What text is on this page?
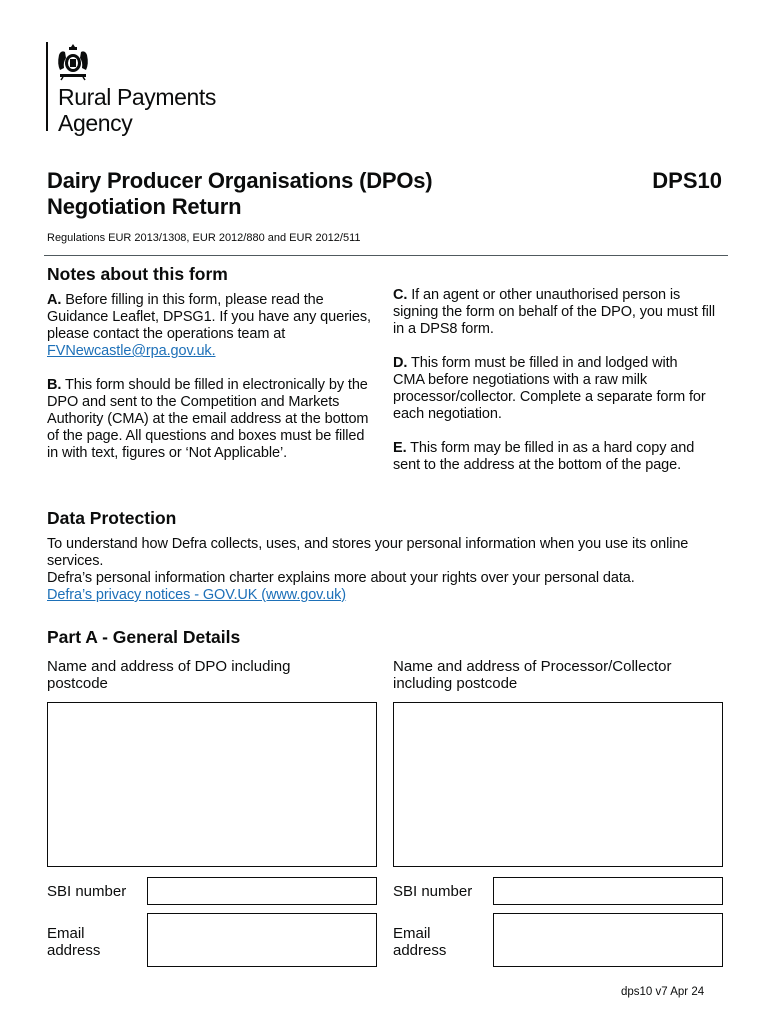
Rural Payments
Agency
Dairy Producer Organisations (DPOs)
Negotiation Return
DPS10
Regulations EUR 2013/1308, EUR 2012/880 and EUR 2012/511
Notes about this form
A. Before filling in this form, please read the Guidance Leaflet, DPSG1. If you have any queries, please contact the operations team at FVNewcastle@rpa.gov.uk.
B. This form should be filled in electronically by the DPO and sent to the Competition and Markets Authority (CMA) at the email address at the bottom of the page. All questions and boxes must be filled in with text, figures or ‘Not Applicable’.
C. If an agent or other unauthorised person is signing the form on behalf of the DPO, you must fill in a DPS8 form.
D. This form must be filled in and lodged with CMA before negotiations with a raw milk processor/collector. Complete a separate form for each negotiation.
E. This form may be filled in as a hard copy and sent to the address at the bottom of the page.
Data Protection
To understand how Defra collects, uses, and stores your personal information when you use its online services.
Defra’s personal information charter explains more about your rights over your personal data.
Defra’s privacy notices - GOV.UK (www.gov.uk)
Part A - General Details
Name and address of DPO including postcode
Name and address of Processor/Collector including postcode
SBI number	SBI number
Email
address
Email
address
dps10 v7 Apr 24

=-=-=-=-=

Work to do - Collect every line with the string "text" from the records, and copy each.

Response below -
What text is on this page?
B. This form should be filled in electronically by the DPO and sent to the Competition and Markets Authority (CMA) at the email address at the bottom of the page. All questions and boxes must be filled in with text, figures or ‘Not Applicable’.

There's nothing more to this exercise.